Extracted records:
- - - - - - -

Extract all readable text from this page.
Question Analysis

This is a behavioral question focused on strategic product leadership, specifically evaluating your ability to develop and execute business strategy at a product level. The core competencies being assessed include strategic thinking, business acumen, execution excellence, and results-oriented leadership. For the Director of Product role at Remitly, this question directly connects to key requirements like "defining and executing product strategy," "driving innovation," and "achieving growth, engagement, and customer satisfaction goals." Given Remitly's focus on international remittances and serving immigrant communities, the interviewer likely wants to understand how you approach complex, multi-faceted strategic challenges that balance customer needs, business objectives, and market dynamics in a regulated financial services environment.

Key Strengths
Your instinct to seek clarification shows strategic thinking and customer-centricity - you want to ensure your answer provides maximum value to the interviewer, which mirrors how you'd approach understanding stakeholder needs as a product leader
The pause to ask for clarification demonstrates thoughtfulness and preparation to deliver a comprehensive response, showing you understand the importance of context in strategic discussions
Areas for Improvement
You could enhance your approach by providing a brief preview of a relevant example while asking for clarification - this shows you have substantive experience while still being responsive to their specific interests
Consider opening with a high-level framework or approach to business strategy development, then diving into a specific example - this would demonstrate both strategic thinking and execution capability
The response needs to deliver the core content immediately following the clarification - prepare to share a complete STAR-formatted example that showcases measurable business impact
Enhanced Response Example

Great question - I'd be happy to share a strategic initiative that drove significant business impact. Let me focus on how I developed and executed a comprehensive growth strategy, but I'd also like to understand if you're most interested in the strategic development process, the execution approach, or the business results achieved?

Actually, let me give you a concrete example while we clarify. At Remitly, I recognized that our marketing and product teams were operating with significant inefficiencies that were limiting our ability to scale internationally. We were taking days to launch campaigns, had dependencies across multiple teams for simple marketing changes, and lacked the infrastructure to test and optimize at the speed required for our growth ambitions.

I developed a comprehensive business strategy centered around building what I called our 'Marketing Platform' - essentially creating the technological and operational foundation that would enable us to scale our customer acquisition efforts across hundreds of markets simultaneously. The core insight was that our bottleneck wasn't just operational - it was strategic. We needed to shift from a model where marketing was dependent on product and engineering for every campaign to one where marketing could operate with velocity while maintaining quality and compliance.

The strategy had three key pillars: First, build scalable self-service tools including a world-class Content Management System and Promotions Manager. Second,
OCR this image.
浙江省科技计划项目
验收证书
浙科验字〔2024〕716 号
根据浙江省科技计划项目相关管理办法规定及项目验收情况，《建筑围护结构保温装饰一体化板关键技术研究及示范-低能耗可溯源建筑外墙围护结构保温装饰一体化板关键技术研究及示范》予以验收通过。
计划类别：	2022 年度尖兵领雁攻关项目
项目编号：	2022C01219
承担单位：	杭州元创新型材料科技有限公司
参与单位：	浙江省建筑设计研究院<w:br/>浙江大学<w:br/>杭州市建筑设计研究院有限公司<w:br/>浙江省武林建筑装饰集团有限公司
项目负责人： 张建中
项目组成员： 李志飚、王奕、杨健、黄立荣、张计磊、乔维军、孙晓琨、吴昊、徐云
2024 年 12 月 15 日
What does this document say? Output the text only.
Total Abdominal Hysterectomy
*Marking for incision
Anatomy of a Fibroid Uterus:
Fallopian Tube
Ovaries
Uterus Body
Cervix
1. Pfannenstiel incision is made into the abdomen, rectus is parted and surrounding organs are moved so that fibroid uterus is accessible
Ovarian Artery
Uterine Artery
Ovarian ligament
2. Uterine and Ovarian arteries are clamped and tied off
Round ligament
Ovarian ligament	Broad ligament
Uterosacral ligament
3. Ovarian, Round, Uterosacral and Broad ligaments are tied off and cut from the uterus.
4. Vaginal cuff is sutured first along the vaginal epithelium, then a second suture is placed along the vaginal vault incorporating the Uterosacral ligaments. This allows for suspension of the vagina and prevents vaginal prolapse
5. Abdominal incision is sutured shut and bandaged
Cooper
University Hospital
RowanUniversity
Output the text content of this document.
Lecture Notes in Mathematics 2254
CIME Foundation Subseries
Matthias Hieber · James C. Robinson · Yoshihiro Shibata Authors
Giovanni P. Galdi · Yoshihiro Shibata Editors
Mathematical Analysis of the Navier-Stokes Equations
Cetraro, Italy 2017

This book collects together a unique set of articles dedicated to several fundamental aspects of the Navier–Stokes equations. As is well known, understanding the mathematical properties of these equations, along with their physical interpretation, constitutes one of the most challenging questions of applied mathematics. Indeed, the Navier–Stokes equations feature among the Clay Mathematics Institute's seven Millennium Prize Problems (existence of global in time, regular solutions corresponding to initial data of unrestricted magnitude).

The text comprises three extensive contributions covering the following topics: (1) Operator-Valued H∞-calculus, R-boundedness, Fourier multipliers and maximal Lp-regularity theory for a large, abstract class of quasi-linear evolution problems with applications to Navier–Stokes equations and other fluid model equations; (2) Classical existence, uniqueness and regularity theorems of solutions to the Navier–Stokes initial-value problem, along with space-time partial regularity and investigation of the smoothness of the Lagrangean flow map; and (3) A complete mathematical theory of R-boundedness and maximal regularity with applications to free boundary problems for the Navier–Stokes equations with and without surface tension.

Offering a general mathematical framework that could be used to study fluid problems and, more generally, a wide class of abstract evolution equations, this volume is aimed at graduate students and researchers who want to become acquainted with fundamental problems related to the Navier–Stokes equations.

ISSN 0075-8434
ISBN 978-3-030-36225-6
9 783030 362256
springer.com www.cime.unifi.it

- - - - - - -

Find every line in the records above that holds the word "Ovarian", and copy each one.

Answer to the exercise>
Ovarian Artery
Ovarian ligament
2. Uterine and Ovarian arteries are clamped and tied off
Ovarian ligament	Broad ligament
3. Ovarian, Round, Uterosacral and Broad ligaments are tied off and cut from the uterus.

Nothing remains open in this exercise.